Required task: Output the full listing below exactly, without the pictures.

* START Task inputs *

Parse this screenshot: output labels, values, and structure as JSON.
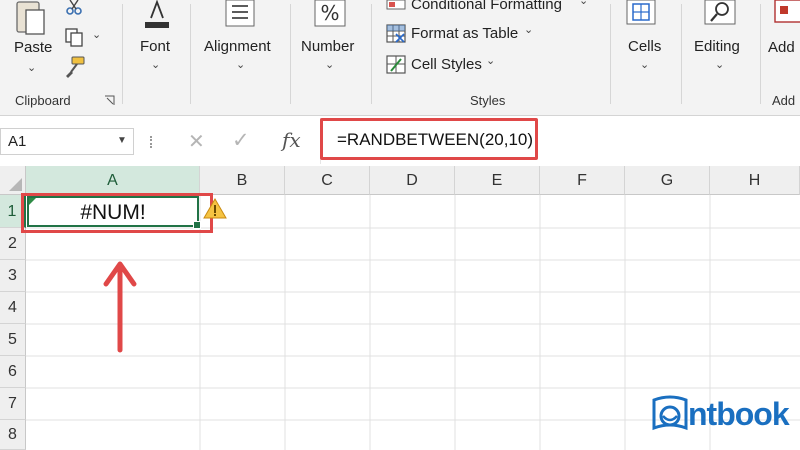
{
  "ribbon": {
    "clipboard": {
      "paste_label": "Paste",
      "group_label": "Clipboard"
    },
    "font_label": "Font",
    "alignment_label": "Alignment",
    "number_label": "Number",
    "styles": {
      "conditional_label": "Conditional Formatting",
      "table_label": "Format as Table",
      "cellstyles_label": "Cell Styles",
      "group_label": "Styles"
    },
    "cells_label": "Cells",
    "editing_label": "Editing",
    "add_label": "Add",
    "add_group_label": "Add"
  },
  "formula_bar": {
    "name_box": "A1",
    "fx_label": "fx",
    "formula": "=RANDBETWEEN(20,10)"
  },
  "grid": {
    "columns": [
      "A",
      "B",
      "C",
      "D",
      "E",
      "F",
      "G",
      "H"
    ],
    "rows": [
      "1",
      "2",
      "3",
      "4",
      "5",
      "6",
      "7",
      "8"
    ],
    "cell_a1": "#NUM!"
  },
  "watermark": {
    "text": "ntbook"
  },
  "colors": {
    "highlight": "#e04848",
    "selection": "#217346",
    "brand": "#1a6fc0"
  }
}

* END Task inputs *

Answer:
Parse this screenshot: output labels, values, and structure as JSON.
{
  "ribbon": {
    "clipboard": {
      "paste_label": "Paste",
      "group_label": "Clipboard"
    },
    "font_label": "Font",
    "alignment_label": "Alignment",
    "number_label": "Number",
    "styles": {
      "conditional_label": "Conditional Formatting",
      "table_label": "Format as Table",
      "cellstyles_label": "Cell Styles",
      "group_label": "Styles"
    },
    "cells_label": "Cells",
    "editing_label": "Editing",
    "add_label": "Add",
    "add_group_label": "Add"
  },
  "formula_bar": {
    "name_box": "A1",
    "fx_label": "fx",
    "formula": "=RANDBETWEEN(20,10)"
  },
  "grid": {
    "columns": [
      "A",
      "B",
      "C",
      "D",
      "E",
      "F",
      "G",
      "H"
    ],
    "rows": [
      "1",
      "2",
      "3",
      "4",
      "5",
      "6",
      "7",
      "8"
    ],
    "cell_a1": "#NUM!"
  },
  "watermark": {
    "text": "ntbook"
  },
  "colors": {
    "highlight": "#e04848",
    "selection": "#217346",
    "brand": "#1a6fc0"
  }
}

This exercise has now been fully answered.